▶ **PROBLEM DESCRIPTION**: Records follow. Select each line holding "masa".

Stored data entries
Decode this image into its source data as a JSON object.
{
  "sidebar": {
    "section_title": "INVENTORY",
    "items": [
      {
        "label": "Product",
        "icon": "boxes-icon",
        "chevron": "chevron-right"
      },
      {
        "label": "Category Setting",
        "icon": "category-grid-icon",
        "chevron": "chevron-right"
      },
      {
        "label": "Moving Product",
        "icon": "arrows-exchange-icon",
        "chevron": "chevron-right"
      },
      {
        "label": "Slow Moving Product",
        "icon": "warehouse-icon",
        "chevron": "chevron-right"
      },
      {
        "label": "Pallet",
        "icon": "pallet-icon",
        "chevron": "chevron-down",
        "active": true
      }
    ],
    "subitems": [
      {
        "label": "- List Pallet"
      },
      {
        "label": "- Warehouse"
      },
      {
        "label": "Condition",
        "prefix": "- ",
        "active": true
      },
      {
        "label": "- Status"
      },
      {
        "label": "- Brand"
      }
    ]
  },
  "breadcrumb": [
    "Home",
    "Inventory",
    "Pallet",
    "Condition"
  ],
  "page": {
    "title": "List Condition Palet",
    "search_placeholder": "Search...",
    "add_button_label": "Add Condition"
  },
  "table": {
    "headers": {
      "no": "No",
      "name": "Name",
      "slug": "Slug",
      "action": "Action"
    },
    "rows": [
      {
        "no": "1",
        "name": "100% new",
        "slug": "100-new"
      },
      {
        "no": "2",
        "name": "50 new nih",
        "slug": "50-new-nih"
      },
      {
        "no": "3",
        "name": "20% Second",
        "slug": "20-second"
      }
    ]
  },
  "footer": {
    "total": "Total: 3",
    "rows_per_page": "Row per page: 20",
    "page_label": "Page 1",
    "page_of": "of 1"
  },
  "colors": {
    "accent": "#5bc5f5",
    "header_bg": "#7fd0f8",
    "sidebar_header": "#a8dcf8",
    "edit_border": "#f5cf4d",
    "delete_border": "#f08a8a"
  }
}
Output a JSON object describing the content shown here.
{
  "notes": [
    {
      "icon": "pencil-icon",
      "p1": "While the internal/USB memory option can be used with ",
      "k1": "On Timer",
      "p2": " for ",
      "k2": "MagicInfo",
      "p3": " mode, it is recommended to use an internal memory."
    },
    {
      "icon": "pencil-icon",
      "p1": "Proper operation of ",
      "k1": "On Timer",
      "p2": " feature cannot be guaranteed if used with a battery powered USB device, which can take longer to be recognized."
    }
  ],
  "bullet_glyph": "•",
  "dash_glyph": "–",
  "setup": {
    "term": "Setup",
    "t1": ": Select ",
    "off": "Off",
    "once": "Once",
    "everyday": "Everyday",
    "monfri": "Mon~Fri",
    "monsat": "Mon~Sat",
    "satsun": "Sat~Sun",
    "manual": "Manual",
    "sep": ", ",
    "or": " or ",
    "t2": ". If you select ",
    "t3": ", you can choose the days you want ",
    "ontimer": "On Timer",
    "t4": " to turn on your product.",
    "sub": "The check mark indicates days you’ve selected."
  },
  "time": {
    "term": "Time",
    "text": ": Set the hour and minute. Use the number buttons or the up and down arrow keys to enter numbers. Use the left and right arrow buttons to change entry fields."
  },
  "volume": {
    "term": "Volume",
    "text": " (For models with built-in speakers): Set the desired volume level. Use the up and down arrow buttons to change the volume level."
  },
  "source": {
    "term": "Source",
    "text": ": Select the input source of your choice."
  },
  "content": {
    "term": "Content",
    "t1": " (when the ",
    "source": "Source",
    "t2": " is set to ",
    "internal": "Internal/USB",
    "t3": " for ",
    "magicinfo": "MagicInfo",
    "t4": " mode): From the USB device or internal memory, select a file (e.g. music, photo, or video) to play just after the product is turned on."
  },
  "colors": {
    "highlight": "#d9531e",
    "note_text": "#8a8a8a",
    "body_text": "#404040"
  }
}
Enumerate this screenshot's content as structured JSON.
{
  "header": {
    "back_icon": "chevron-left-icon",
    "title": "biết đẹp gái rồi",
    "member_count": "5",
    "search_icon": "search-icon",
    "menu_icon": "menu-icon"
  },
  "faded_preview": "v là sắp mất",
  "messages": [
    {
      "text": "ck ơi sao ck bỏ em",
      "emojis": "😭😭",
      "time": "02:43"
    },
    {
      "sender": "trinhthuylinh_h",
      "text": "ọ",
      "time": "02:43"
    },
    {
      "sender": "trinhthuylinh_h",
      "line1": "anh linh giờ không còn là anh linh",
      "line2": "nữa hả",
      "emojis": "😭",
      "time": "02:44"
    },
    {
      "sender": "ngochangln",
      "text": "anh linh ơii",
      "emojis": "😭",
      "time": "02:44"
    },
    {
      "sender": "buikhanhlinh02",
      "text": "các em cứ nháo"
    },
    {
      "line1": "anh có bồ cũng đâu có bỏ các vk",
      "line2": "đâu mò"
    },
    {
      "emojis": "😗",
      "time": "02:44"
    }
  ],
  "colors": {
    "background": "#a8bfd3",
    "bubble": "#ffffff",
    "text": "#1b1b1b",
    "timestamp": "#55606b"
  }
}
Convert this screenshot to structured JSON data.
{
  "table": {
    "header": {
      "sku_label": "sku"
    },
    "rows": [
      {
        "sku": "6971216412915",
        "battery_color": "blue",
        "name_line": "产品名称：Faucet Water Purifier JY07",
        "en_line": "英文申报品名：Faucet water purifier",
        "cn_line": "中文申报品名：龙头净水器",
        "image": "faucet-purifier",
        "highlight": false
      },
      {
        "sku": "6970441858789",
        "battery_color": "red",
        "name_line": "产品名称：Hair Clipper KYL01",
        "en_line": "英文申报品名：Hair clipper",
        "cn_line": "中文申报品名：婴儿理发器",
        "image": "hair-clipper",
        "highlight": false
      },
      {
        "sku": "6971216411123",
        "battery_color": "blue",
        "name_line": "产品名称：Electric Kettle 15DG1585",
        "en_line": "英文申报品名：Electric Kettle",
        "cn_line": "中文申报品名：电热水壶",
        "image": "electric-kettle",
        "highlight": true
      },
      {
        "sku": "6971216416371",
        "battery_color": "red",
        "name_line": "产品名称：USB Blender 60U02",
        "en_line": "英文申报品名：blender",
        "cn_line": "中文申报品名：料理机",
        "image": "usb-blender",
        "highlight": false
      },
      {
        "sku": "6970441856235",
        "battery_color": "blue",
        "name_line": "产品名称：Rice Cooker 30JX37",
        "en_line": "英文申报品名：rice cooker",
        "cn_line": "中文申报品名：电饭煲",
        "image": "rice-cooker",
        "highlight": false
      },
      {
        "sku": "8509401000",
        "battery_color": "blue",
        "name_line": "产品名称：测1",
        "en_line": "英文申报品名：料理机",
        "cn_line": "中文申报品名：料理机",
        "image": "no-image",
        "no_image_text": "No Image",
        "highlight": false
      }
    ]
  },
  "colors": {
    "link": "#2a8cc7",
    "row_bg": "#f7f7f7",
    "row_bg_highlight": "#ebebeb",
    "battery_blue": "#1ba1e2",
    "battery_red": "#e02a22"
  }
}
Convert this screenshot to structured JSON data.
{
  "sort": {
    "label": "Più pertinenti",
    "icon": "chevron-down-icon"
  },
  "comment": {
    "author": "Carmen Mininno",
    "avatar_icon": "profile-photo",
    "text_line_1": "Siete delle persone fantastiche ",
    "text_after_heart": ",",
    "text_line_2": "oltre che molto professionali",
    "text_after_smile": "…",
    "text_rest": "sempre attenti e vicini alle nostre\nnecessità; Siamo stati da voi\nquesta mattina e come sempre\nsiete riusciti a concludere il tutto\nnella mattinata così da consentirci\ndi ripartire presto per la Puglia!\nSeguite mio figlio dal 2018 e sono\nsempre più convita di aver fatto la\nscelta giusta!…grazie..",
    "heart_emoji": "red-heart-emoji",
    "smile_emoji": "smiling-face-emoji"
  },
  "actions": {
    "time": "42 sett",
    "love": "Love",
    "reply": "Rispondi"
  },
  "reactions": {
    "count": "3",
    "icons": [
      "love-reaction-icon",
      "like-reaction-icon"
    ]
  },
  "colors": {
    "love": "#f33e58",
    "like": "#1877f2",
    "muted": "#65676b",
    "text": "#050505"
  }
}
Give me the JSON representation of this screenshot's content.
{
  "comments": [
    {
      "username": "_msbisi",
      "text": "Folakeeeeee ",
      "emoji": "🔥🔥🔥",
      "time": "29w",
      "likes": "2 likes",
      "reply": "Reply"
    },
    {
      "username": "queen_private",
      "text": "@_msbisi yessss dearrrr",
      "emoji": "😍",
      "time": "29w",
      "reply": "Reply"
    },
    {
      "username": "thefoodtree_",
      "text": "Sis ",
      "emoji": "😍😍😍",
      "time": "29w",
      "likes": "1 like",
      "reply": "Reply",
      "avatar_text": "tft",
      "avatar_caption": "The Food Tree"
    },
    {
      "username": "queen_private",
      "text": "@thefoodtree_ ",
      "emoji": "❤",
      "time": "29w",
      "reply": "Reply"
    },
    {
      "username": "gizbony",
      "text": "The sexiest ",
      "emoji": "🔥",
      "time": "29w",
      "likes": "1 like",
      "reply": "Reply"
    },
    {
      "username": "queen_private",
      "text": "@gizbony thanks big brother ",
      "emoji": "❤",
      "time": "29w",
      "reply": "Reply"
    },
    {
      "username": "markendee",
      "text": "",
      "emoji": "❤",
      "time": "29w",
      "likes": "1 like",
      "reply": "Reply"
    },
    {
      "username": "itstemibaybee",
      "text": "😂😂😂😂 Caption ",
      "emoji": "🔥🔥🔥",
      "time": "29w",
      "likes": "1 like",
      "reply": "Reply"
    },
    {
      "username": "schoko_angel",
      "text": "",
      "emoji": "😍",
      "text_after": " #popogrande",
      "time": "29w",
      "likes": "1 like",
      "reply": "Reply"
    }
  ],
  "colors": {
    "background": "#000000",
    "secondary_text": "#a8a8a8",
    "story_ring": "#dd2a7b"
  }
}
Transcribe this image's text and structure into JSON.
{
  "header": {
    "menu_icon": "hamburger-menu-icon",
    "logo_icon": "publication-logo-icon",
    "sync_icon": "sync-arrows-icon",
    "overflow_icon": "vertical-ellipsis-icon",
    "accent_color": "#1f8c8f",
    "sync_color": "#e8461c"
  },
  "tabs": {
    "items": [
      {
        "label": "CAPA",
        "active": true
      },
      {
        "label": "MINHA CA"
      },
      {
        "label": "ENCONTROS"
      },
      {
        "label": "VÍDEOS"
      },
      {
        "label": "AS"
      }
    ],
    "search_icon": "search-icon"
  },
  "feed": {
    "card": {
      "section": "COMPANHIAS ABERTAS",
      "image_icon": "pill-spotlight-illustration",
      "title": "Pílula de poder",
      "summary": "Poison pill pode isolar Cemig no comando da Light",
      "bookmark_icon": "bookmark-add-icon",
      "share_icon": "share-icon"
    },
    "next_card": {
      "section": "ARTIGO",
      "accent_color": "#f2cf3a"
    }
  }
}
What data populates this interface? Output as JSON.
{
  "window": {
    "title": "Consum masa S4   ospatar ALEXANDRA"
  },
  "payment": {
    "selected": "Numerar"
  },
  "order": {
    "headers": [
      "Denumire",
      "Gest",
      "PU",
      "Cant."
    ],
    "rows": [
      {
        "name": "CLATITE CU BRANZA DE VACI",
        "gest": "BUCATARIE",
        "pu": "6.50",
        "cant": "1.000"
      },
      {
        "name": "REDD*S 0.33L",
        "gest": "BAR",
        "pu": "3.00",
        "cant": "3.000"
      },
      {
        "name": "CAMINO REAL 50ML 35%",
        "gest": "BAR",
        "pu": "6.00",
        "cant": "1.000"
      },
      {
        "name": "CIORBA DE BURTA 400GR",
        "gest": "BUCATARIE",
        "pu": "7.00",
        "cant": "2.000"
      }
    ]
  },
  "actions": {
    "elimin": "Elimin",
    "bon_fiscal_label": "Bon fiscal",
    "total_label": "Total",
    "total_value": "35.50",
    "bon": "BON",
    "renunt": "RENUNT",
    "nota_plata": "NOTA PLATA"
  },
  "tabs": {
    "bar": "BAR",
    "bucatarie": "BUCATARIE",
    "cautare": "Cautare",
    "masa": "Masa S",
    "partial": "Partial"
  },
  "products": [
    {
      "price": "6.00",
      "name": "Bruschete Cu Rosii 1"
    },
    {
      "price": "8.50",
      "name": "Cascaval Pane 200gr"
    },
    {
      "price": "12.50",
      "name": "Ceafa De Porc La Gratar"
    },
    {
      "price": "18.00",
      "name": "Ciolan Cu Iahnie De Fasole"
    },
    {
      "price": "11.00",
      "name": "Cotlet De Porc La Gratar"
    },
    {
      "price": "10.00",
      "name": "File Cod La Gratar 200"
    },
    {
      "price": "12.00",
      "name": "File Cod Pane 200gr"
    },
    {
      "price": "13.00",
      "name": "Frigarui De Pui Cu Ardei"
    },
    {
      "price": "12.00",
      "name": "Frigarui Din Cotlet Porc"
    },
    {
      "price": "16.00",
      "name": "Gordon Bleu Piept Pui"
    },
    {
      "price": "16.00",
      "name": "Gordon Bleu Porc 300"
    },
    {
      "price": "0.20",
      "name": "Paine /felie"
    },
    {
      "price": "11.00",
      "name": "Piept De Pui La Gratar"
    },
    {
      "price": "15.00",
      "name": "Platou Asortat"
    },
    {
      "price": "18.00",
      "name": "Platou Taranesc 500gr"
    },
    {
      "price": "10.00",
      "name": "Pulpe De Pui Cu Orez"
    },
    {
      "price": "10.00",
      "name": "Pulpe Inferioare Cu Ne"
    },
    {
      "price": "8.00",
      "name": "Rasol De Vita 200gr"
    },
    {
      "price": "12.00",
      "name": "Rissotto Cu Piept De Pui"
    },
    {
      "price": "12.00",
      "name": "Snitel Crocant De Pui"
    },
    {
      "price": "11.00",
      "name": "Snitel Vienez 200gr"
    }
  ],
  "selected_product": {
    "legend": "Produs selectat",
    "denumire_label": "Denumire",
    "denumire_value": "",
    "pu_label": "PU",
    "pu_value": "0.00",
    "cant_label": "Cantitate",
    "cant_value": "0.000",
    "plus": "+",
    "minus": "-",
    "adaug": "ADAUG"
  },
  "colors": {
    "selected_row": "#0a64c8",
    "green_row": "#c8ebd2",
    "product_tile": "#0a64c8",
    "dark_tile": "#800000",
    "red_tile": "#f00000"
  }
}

▶ **ANSWER TO THIS EXERCISE**:
    "title": "Consum masa S4   ospatar ALEXANDRA"
    "masa": "Masa S",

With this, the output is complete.